• TASK INSTRUCTIONS: Below is some material; transcribe all of it exactly.

• MATERIAL FOR THE TASK:
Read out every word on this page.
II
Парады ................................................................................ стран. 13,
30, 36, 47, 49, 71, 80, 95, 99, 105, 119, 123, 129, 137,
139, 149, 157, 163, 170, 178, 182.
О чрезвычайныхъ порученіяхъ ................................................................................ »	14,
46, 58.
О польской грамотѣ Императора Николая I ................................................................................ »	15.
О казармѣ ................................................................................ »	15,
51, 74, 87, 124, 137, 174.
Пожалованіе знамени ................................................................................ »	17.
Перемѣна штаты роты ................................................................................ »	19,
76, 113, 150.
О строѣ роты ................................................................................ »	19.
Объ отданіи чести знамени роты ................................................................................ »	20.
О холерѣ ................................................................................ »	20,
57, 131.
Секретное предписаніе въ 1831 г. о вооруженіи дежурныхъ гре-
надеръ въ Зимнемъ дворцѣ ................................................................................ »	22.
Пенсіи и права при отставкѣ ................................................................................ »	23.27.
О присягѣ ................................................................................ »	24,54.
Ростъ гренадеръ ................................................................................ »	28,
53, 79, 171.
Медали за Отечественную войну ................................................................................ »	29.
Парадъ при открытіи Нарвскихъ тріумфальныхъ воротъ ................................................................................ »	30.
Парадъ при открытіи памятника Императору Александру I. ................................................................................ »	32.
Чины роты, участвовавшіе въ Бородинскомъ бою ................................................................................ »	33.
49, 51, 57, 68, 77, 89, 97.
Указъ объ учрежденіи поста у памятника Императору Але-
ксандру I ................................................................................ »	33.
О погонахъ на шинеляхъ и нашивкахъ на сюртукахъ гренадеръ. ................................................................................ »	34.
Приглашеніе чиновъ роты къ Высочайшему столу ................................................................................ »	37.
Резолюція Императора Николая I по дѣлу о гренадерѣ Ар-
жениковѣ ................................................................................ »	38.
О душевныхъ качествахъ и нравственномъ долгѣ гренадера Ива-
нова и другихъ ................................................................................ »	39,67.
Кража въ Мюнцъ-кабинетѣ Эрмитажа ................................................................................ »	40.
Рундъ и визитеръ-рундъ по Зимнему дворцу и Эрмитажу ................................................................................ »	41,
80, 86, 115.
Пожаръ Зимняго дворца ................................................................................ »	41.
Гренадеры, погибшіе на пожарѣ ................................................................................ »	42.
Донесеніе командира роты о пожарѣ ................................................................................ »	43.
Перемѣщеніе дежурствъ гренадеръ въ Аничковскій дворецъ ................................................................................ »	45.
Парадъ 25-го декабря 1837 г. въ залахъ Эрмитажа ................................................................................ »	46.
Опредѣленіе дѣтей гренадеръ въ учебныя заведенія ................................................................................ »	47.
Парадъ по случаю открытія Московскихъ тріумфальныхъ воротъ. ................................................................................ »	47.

• FULL SOLUTION:
Read out every word on this page.
II
Парады ................................................................................ стран. 13,
30, 36, 47, 49, 71, 80, 95, 99, 105, 119, 123, 129, 137,
139, 149, 157, 163, 170, 178, 182.
О чрезвычайныхъ порученіяхъ ................................................................................ »	14,
46, 58.
О польской грамотѣ Императора Николая I ................................................................................ »	15.
О казармѣ ................................................................................ »	15,
51, 74, 87, 124, 137, 174.
Пожалованіе знамени ................................................................................ »	17.
Перемѣна штаты роты ................................................................................ »	19,
76, 113, 150.
О строѣ роты ................................................................................ »	19.
Объ отданіи чести знамени роты ................................................................................ »	20.
О холерѣ ................................................................................ »	20,
57, 131.
Секретное предписаніе въ 1831 г. о вооруженіи дежурныхъ гре-
надеръ въ Зимнемъ дворцѣ ................................................................................ »	22.
Пенсіи и права при отставкѣ ................................................................................ »	23.27.
О присягѣ ................................................................................ »	24,54.
Ростъ гренадеръ ................................................................................ »	28,
53, 79, 171.
Медали за Отечественную войну ................................................................................ »	29.
Парадъ при открытіи Нарвскихъ тріумфальныхъ воротъ ................................................................................ »	30.
Парадъ при открытіи памятника Императору Александру I. ................................................................................ »	32.
Чины роты, участвовавшіе въ Бородинскомъ бою ................................................................................ »	33.
49, 51, 57, 68, 77, 89, 97.
Указъ объ учрежденіи поста у памятника Императору Але-
ксандру I ................................................................................ »	33.
О погонахъ на шинеляхъ и нашивкахъ на сюртукахъ гренадеръ. ................................................................................ »	34.
Приглашеніе чиновъ роты къ Высочайшему столу ................................................................................ »	37.
Резолюція Императора Николая I по дѣлу о гренадерѣ Ар-
жениковѣ ................................................................................ »	38.
О душевныхъ качествахъ и нравственномъ долгѣ гренадера Ива-
нова и другихъ ................................................................................ »	39,67.
Кража въ Мюнцъ-кабинетѣ Эрмитажа ................................................................................ »	40.
Рундъ и визитеръ-рундъ по Зимнему дворцу и Эрмитажу ................................................................................ »	41,
80, 86, 115.
Пожаръ Зимняго дворца ................................................................................ »	41.
Гренадеры, погибшіе на пожарѣ ................................................................................ »	42.
Донесеніе командира роты о пожарѣ ................................................................................ »	43.
Перемѣщеніе дежурствъ гренадеръ въ Аничковскій дворецъ ................................................................................ »	45.
Парадъ 25-го декабря 1837 г. въ залахъ Эрмитажа ................................................................................ »	46.
Опредѣленіе дѣтей гренадеръ въ учебныя заведенія ................................................................................ »	47.
Парадъ по случаю открытія Московскихъ тріумфальныхъ воротъ. ................................................................................ »	47.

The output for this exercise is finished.